[Dataset entries]
= = = =
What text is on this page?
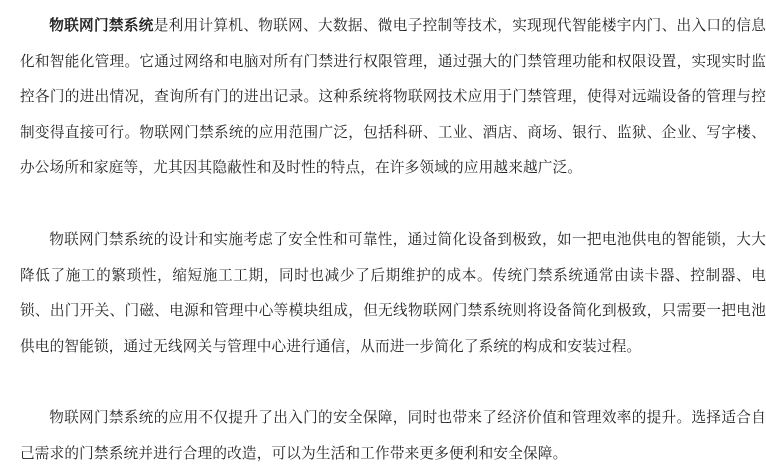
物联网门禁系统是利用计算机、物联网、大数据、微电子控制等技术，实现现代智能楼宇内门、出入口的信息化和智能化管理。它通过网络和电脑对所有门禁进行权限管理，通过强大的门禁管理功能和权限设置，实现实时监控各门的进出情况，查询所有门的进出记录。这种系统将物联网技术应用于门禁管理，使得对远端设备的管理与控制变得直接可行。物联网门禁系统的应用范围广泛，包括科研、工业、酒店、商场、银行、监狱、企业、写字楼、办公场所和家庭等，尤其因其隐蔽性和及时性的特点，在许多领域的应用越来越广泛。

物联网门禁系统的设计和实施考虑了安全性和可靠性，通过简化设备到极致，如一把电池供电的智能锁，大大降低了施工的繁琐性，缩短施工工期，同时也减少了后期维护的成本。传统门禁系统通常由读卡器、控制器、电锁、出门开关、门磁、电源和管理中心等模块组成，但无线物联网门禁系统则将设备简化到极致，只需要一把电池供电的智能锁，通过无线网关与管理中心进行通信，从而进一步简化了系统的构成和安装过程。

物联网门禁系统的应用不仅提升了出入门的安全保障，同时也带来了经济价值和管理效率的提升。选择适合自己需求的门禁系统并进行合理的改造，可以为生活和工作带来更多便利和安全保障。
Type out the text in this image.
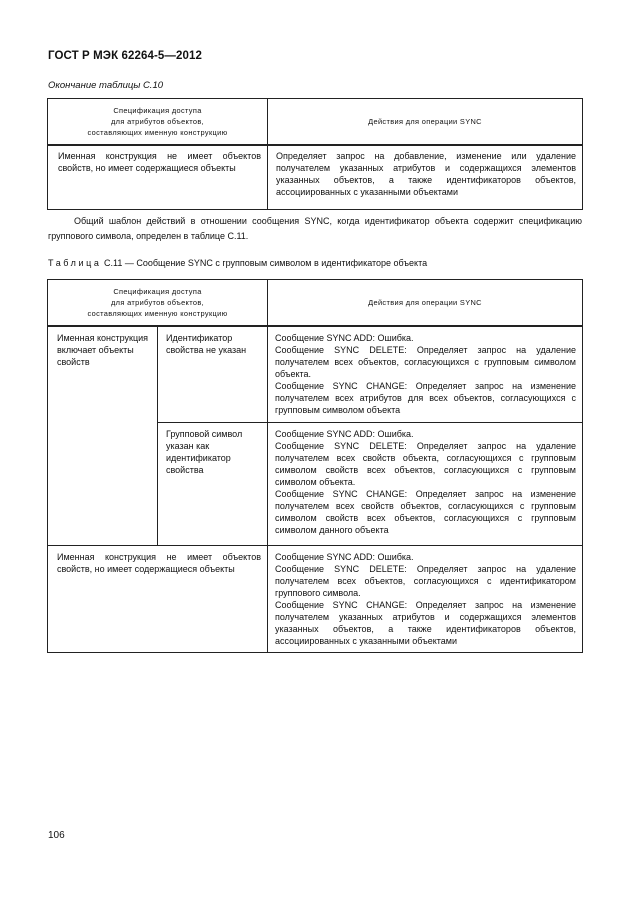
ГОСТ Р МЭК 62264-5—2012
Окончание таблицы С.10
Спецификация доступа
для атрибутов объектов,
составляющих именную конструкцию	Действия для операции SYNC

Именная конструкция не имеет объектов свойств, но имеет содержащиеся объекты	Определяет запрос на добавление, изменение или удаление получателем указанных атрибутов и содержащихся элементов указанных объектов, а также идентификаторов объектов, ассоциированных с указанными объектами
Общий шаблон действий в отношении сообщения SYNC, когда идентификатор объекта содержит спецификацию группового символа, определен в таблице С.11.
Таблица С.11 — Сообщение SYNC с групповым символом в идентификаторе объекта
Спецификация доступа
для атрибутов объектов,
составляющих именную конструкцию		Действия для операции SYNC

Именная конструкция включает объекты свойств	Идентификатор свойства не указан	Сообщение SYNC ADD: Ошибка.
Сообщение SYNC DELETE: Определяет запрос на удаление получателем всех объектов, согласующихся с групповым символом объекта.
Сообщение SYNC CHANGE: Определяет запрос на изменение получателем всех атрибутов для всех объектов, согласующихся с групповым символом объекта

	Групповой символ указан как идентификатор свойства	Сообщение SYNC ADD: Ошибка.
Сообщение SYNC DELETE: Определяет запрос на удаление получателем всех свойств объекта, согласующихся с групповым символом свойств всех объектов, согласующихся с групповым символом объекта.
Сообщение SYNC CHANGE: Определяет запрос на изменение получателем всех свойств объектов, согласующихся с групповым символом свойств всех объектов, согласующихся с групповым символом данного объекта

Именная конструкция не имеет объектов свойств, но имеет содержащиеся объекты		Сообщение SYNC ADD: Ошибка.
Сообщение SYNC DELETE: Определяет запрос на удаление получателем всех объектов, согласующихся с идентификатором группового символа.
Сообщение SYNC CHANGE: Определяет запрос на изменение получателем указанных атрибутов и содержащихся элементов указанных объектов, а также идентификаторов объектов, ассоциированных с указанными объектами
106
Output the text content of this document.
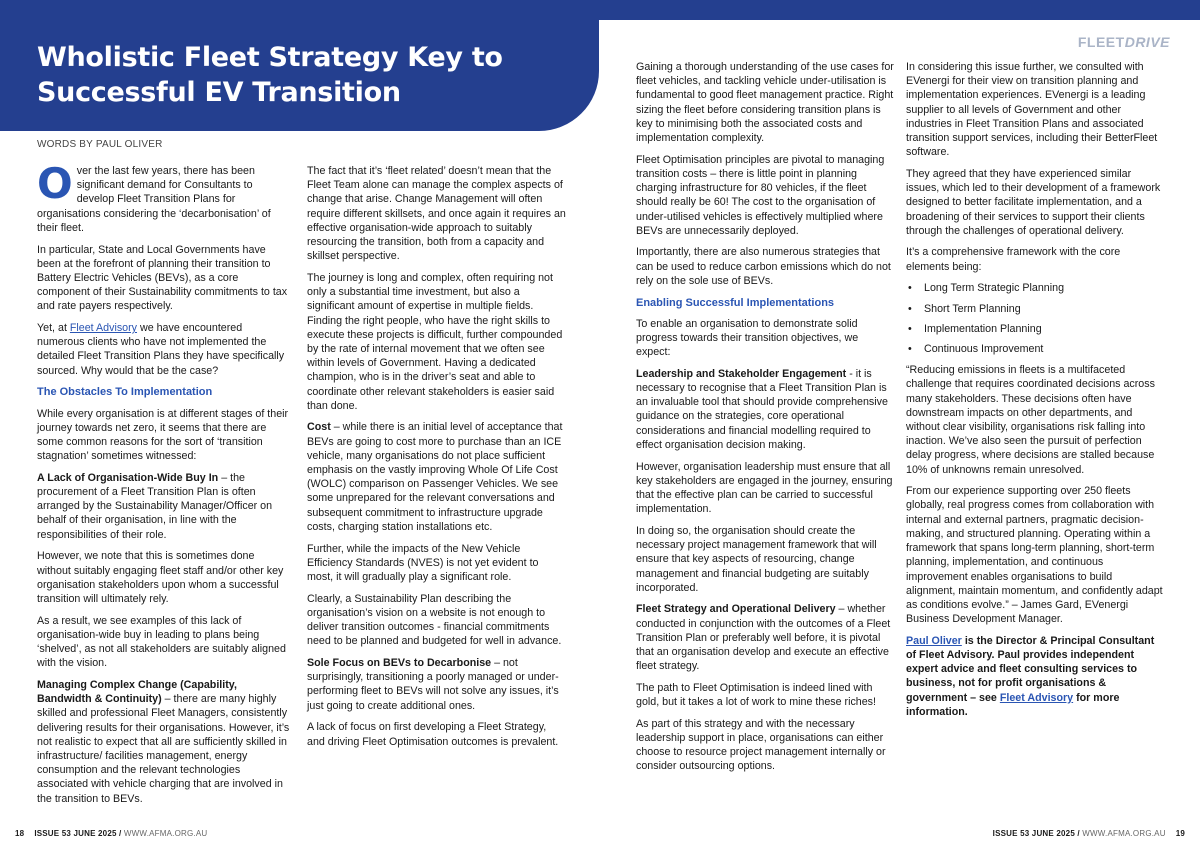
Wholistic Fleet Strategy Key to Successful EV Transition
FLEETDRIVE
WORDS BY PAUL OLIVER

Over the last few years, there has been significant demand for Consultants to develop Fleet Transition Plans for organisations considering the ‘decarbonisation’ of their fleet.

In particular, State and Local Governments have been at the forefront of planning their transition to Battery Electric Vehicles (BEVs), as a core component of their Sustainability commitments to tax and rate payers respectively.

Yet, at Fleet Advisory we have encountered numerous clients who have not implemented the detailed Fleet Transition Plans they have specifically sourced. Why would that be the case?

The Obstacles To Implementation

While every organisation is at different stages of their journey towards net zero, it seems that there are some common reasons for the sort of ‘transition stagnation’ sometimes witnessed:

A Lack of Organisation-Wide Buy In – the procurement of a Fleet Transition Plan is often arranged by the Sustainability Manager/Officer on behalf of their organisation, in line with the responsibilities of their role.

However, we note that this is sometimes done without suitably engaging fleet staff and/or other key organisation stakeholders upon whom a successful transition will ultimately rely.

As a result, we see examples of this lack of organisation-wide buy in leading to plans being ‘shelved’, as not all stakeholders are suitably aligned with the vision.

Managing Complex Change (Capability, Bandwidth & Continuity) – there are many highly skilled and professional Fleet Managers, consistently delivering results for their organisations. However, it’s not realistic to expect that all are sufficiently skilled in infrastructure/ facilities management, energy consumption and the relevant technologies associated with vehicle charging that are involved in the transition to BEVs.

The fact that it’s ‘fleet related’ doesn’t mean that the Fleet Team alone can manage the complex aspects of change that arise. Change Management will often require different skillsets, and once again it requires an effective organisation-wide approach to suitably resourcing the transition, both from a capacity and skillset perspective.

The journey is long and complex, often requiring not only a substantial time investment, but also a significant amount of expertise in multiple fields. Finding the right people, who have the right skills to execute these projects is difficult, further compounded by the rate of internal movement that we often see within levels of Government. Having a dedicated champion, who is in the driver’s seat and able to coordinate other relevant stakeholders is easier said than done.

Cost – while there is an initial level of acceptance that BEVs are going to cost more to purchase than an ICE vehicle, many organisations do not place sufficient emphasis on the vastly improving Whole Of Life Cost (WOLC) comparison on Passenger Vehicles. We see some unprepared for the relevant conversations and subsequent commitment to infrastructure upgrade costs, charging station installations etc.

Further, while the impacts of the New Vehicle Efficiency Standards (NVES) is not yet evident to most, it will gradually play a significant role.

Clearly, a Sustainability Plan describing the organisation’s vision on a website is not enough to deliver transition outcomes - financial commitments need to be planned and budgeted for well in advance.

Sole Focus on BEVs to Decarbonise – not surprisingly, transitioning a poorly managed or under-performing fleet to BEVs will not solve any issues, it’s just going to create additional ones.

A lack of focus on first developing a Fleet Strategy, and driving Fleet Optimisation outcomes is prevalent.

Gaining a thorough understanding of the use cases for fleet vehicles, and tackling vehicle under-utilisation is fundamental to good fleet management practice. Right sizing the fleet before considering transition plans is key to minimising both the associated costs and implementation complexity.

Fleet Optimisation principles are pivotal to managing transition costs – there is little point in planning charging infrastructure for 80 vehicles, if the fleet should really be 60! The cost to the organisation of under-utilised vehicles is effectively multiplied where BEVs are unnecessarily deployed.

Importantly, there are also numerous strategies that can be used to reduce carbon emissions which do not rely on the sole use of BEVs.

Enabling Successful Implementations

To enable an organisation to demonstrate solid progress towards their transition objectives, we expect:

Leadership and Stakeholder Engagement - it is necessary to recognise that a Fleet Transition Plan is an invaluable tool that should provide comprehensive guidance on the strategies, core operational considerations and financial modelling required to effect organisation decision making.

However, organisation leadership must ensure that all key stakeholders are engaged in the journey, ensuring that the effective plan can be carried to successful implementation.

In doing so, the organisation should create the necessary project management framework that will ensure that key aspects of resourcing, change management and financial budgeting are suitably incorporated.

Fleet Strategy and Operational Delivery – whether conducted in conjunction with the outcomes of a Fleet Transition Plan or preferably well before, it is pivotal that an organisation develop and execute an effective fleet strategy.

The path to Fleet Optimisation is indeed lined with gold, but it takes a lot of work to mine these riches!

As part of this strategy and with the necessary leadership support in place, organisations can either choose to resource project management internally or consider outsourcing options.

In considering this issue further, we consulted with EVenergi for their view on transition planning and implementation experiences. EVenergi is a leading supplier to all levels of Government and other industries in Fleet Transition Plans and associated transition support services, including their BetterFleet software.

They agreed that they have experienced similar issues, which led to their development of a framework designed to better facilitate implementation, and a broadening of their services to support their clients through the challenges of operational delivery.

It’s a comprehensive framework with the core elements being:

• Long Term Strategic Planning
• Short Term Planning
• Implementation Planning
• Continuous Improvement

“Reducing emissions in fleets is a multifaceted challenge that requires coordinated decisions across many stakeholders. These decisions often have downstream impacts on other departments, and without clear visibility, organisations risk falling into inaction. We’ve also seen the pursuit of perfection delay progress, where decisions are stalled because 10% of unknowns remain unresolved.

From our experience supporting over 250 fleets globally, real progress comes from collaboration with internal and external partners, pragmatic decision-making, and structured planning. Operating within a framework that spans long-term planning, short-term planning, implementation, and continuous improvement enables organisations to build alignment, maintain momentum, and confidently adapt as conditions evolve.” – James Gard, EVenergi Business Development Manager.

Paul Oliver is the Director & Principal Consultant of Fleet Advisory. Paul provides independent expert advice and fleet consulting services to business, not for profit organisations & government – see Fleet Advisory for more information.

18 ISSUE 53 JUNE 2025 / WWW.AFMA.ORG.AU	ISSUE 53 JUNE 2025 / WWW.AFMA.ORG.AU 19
= = = =
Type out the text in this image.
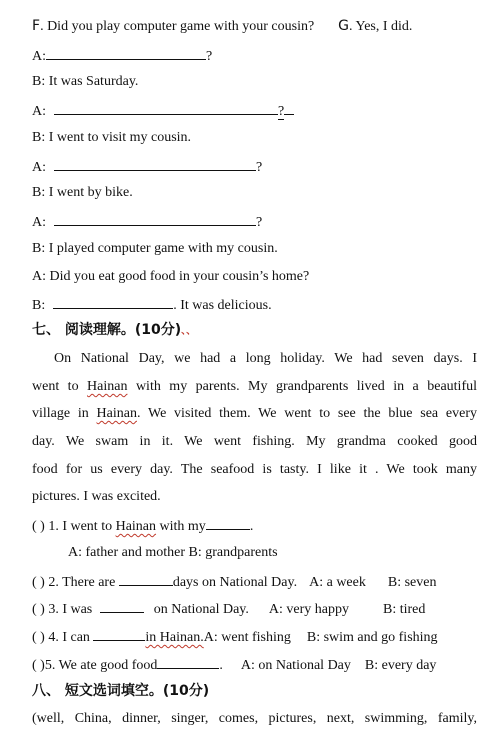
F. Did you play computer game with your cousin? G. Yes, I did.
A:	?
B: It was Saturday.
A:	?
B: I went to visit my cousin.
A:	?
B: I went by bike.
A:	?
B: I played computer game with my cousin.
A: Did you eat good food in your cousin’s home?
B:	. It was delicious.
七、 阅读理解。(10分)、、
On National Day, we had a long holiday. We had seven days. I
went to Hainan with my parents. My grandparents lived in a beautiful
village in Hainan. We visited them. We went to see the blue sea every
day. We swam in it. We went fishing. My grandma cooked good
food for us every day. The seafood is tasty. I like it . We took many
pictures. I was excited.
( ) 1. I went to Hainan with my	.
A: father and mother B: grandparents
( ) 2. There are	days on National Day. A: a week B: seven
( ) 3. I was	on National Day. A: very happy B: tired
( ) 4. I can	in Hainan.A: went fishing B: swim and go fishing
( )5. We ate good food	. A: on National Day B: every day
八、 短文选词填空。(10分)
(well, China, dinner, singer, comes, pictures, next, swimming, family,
= = = =
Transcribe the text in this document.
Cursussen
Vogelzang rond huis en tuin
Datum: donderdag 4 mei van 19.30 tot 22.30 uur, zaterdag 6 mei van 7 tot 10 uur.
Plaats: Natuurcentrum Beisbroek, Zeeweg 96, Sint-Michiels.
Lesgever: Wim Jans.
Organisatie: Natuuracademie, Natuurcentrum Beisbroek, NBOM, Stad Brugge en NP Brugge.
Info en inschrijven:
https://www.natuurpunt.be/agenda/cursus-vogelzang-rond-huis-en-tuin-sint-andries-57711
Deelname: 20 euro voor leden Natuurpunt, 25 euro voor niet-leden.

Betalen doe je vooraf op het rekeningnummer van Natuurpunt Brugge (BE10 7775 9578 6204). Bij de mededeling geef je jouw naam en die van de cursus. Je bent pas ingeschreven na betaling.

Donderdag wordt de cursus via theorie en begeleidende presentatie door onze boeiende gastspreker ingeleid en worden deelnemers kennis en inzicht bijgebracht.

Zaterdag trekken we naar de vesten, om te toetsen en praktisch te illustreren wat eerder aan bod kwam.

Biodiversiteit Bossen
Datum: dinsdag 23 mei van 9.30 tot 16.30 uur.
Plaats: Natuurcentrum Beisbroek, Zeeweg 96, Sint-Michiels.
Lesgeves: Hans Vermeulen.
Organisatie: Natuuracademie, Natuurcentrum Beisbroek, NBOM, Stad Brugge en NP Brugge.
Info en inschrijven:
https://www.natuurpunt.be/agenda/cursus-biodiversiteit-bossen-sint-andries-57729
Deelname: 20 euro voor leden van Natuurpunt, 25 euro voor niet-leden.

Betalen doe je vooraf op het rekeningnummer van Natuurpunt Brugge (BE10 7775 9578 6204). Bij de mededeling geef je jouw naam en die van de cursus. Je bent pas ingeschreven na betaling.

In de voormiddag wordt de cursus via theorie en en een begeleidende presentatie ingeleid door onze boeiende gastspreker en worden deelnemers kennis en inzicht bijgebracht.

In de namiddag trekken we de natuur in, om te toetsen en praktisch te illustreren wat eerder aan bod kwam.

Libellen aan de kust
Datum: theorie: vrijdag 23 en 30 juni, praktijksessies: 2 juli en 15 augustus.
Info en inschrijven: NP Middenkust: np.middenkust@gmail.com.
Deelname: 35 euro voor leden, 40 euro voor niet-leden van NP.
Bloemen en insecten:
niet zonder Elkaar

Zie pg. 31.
= = = =
CHALLENGE:
In the records above, locate the lines holding the word "gastspreker". Copy each of them.

FULL RESPONSE:
Donderdag wordt de cursus via theorie en begeleidende presentatie door onze boeiende gastspreker ingeleid en worden deelnemers kennis en inzicht bijgebracht.
In de voormiddag wordt de cursus via theorie en en een begeleidende presentatie ingeleid door onze boeiende gastspreker en worden deelnemers kennis en inzicht bijgebracht.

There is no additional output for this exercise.